Raw data ▸
-- start --

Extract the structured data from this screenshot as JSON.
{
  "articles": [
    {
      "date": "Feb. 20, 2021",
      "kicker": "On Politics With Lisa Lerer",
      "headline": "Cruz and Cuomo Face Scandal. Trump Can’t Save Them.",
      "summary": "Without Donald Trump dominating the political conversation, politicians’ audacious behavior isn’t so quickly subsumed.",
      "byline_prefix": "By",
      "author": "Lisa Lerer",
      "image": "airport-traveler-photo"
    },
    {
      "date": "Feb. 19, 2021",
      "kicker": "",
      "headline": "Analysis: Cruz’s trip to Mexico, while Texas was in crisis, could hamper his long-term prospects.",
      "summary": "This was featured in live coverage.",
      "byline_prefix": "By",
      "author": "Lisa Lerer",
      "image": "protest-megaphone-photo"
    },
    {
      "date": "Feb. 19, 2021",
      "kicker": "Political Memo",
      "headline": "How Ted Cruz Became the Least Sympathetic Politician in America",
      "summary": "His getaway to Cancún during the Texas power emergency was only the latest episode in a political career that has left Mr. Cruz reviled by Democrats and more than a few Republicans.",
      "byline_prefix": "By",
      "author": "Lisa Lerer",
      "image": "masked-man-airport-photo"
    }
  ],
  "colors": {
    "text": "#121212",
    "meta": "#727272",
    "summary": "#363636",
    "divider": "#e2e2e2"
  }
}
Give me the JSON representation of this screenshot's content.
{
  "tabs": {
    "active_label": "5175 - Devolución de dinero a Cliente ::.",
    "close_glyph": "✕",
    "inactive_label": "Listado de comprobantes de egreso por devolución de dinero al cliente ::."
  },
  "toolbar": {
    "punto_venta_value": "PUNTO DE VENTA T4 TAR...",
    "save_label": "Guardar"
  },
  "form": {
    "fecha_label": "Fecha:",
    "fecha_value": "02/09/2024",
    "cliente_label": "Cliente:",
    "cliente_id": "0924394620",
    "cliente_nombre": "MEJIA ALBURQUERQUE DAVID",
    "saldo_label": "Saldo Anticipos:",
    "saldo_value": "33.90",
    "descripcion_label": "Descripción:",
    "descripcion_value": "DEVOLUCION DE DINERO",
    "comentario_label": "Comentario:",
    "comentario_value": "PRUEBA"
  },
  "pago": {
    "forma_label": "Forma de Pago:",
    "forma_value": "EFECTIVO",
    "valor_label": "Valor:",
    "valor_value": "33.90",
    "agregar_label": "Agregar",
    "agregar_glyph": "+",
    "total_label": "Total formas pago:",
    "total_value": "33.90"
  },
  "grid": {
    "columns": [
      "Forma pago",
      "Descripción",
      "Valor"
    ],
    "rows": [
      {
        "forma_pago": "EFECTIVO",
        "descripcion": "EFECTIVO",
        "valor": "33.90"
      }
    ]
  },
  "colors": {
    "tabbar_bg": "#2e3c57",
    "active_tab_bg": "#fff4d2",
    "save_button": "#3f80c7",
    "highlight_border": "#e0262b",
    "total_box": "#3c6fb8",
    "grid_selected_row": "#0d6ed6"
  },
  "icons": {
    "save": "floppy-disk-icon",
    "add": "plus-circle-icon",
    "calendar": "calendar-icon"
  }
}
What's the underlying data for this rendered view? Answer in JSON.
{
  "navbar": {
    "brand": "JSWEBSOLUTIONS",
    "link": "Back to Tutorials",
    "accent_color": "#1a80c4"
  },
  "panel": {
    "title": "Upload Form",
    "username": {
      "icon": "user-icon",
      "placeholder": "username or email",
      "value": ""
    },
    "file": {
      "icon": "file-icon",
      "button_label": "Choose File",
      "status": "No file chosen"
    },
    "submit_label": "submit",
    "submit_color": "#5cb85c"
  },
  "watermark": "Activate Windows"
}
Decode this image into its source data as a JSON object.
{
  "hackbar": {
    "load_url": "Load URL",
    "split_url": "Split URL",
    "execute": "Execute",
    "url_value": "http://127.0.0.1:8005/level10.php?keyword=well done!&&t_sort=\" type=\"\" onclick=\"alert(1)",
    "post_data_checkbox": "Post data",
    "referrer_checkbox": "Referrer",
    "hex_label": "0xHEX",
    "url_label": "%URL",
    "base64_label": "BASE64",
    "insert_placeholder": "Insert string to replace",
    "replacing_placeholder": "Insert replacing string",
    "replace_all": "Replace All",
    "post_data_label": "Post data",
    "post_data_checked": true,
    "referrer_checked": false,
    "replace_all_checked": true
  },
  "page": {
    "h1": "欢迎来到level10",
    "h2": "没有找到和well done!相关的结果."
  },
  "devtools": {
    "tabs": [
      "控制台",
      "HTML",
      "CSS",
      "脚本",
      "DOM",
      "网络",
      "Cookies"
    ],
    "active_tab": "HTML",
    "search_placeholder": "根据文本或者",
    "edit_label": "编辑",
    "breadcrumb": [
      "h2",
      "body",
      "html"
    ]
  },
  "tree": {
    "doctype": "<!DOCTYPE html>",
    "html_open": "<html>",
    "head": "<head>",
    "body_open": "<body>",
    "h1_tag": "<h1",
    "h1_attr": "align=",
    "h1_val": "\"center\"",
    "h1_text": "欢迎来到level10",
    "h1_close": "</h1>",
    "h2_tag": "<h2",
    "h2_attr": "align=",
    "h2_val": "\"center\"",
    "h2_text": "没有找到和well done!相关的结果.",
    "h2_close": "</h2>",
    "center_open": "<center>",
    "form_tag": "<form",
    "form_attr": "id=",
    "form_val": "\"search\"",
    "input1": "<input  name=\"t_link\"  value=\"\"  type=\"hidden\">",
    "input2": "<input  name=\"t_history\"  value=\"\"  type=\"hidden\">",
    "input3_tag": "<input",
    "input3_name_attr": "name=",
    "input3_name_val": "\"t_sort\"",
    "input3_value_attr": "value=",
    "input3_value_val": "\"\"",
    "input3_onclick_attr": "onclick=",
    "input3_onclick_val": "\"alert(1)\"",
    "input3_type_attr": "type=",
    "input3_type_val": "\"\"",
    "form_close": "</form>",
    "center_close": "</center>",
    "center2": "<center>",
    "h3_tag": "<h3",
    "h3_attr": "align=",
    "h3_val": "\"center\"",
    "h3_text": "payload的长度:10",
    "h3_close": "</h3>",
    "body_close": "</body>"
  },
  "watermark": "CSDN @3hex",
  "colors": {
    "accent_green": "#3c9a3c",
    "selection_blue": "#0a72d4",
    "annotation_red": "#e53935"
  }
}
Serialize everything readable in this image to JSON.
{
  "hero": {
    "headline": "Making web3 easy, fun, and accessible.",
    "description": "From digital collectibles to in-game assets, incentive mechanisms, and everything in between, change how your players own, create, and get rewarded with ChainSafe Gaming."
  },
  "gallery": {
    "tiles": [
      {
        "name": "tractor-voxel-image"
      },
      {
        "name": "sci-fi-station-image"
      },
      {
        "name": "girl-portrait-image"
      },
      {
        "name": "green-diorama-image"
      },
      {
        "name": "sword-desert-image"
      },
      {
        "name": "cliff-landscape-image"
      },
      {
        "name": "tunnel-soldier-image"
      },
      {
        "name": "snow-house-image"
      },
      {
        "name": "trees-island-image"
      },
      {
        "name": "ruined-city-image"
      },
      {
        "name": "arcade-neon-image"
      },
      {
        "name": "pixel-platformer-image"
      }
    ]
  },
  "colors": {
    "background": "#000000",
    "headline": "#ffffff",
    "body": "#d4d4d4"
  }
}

-- end --

Task details ▸ Extract all of the material exactly as it is written.

Correct answer ▸
Extract the structured data from this screenshot as JSON.
{
  "articles": [
    {
      "date": "Feb. 20, 2021",
      "kicker": "On Politics With Lisa Lerer",
      "headline": "Cruz and Cuomo Face Scandal. Trump Can’t Save Them.",
      "summary": "Without Donald Trump dominating the political conversation, politicians’ audacious behavior isn’t so quickly subsumed.",
      "byline_prefix": "By",
      "author": "Lisa Lerer",
      "image": "airport-traveler-photo"
    },
    {
      "date": "Feb. 19, 2021",
      "kicker": "",
      "headline": "Analysis: Cruz’s trip to Mexico, while Texas was in crisis, could hamper his long-term prospects.",
      "summary": "This was featured in live coverage.",
      "byline_prefix": "By",
      "author": "Lisa Lerer",
      "image": "protest-megaphone-photo"
    },
    {
      "date": "Feb. 19, 2021",
      "kicker": "Political Memo",
      "headline": "How Ted Cruz Became the Least Sympathetic Politician in America",
      "summary": "His getaway to Cancún during the Texas power emergency was only the latest episode in a political career that has left Mr. Cruz reviled by Democrats and more than a few Republicans.",
      "byline_prefix": "By",
      "author": "Lisa Lerer",
      "image": "masked-man-airport-photo"
    }
  ],
  "colors": {
    "text": "#121212",
    "meta": "#727272",
    "summary": "#363636",
    "divider": "#e2e2e2"
  }
}
Give me the JSON representation of this screenshot's content.
{
  "tabs": {
    "active_label": "5175 - Devolución de dinero a Cliente ::.",
    "close_glyph": "✕",
    "inactive_label": "Listado de comprobantes de egreso por devolución de dinero al cliente ::."
  },
  "toolbar": {
    "punto_venta_value": "PUNTO DE VENTA T4 TAR...",
    "save_label": "Guardar"
  },
  "form": {
    "fecha_label": "Fecha:",
    "fecha_value": "02/09/2024",
    "cliente_label": "Cliente:",
    "cliente_id": "0924394620",
    "cliente_nombre": "MEJIA ALBURQUERQUE DAVID",
    "saldo_label": "Saldo Anticipos:",
    "saldo_value": "33.90",
    "descripcion_label": "Descripción:",
    "descripcion_value": "DEVOLUCION DE DINERO",
    "comentario_label": "Comentario:",
    "comentario_value": "PRUEBA"
  },
  "pago": {
    "forma_label": "Forma de Pago:",
    "forma_value": "EFECTIVO",
    "valor_label": "Valor:",
    "valor_value": "33.90",
    "agregar_label": "Agregar",
    "agregar_glyph": "+",
    "total_label": "Total formas pago:",
    "total_value": "33.90"
  },
  "grid": {
    "columns": [
      "Forma pago",
      "Descripción",
      "Valor"
    ],
    "rows": [
      {
        "forma_pago": "EFECTIVO",
        "descripcion": "EFECTIVO",
        "valor": "33.90"
      }
    ]
  },
  "colors": {
    "tabbar_bg": "#2e3c57",
    "active_tab_bg": "#fff4d2",
    "save_button": "#3f80c7",
    "highlight_border": "#e0262b",
    "total_box": "#3c6fb8",
    "grid_selected_row": "#0d6ed6"
  },
  "icons": {
    "save": "floppy-disk-icon",
    "add": "plus-circle-icon",
    "calendar": "calendar-icon"
  }
}
What's the underlying data for this rendered view? Answer in JSON.
{
  "navbar": {
    "brand": "JSWEBSOLUTIONS",
    "link": "Back to Tutorials",
    "accent_color": "#1a80c4"
  },
  "panel": {
    "title": "Upload Form",
    "username": {
      "icon": "user-icon",
      "placeholder": "username or email",
      "value": ""
    },
    "file": {
      "icon": "file-icon",
      "button_label": "Choose File",
      "status": "No file chosen"
    },
    "submit_label": "submit",
    "submit_color": "#5cb85c"
  },
  "watermark": "Activate Windows"
}
Decode this image into its source data as a JSON object.
{
  "hackbar": {
    "load_url": "Load URL",
    "split_url": "Split URL",
    "execute": "Execute",
    "url_value": "http://127.0.0.1:8005/level10.php?keyword=well done!&&t_sort=\" type=\"\" onclick=\"alert(1)",
    "post_data_checkbox": "Post data",
    "referrer_checkbox": "Referrer",
    "hex_label": "0xHEX",
    "url_label": "%URL",
    "base64_label": "BASE64",
    "insert_placeholder": "Insert string to replace",
    "replacing_placeholder": "Insert replacing string",
    "replace_all": "Replace All",
    "post_data_label": "Post data",
    "post_data_checked": true,
    "referrer_checked": false,
    "replace_all_checked": true
  },
  "page": {
    "h1": "欢迎来到level10",
    "h2": "没有找到和well done!相关的结果."
  },
  "devtools": {
    "tabs": [
      "控制台",
      "HTML",
      "CSS",
      "脚本",
      "DOM",
      "网络",
      "Cookies"
    ],
    "active_tab": "HTML",
    "search_placeholder": "根据文本或者",
    "edit_label": "编辑",
    "breadcrumb": [
      "h2",
      "body",
      "html"
    ]
  },
  "tree": {
    "doctype": "<!DOCTYPE html>",
    "html_open": "<html>",
    "head": "<head>",
    "body_open": "<body>",
    "h1_tag": "<h1",
    "h1_attr": "align=",
    "h1_val": "\"center\"",
    "h1_text": "欢迎来到level10",
    "h1_close": "</h1>",
    "h2_tag": "<h2",
    "h2_attr": "align=",
    "h2_val": "\"center\"",
    "h2_text": "没有找到和well done!相关的结果.",
    "h2_close": "</h2>",
    "center_open": "<center>",
    "form_tag": "<form",
    "form_attr": "id=",
    "form_val": "\"search\"",
    "input1": "<input  name=\"t_link\"  value=\"\"  type=\"hidden\">",
    "input2": "<input  name=\"t_history\"  value=\"\"  type=\"hidden\">",
    "input3_tag": "<input",
    "input3_name_attr": "name=",
    "input3_name_val": "\"t_sort\"",
    "input3_value_attr": "value=",
    "input3_value_val": "\"\"",
    "input3_onclick_attr": "onclick=",
    "input3_onclick_val": "\"alert(1)\"",
    "input3_type_attr": "type=",
    "input3_type_val": "\"\"",
    "form_close": "</form>",
    "center_close": "</center>",
    "center2": "<center>",
    "h3_tag": "<h3",
    "h3_attr": "align=",
    "h3_val": "\"center\"",
    "h3_text": "payload的长度:10",
    "h3_close": "</h3>",
    "body_close": "</body>"
  },
  "watermark": "CSDN @3hex",
  "colors": {
    "accent_green": "#3c9a3c",
    "selection_blue": "#0a72d4",
    "annotation_red": "#e53935"
  }
}
Serialize everything readable in this image to JSON.
{
  "hero": {
    "headline": "Making web3 easy, fun, and accessible.",
    "description": "From digital collectibles to in-game assets, incentive mechanisms, and everything in between, change how your players own, create, and get rewarded with ChainSafe Gaming."
  },
  "gallery": {
    "tiles": [
      {
        "name": "tractor-voxel-image"
      },
      {
        "name": "sci-fi-station-image"
      },
      {
        "name": "girl-portrait-image"
      },
      {
        "name": "green-diorama-image"
      },
      {
        "name": "sword-desert-image"
      },
      {
        "name": "cliff-landscape-image"
      },
      {
        "name": "tunnel-soldier-image"
      },
      {
        "name": "snow-house-image"
      },
      {
        "name": "trees-island-image"
      },
      {
        "name": "ruined-city-image"
      },
      {
        "name": "arcade-neon-image"
      },
      {
        "name": "pixel-platformer-image"
      }
    ]
  },
  "colors": {
    "background": "#000000",
    "headline": "#ffffff",
    "body": "#d4d4d4"
  }
}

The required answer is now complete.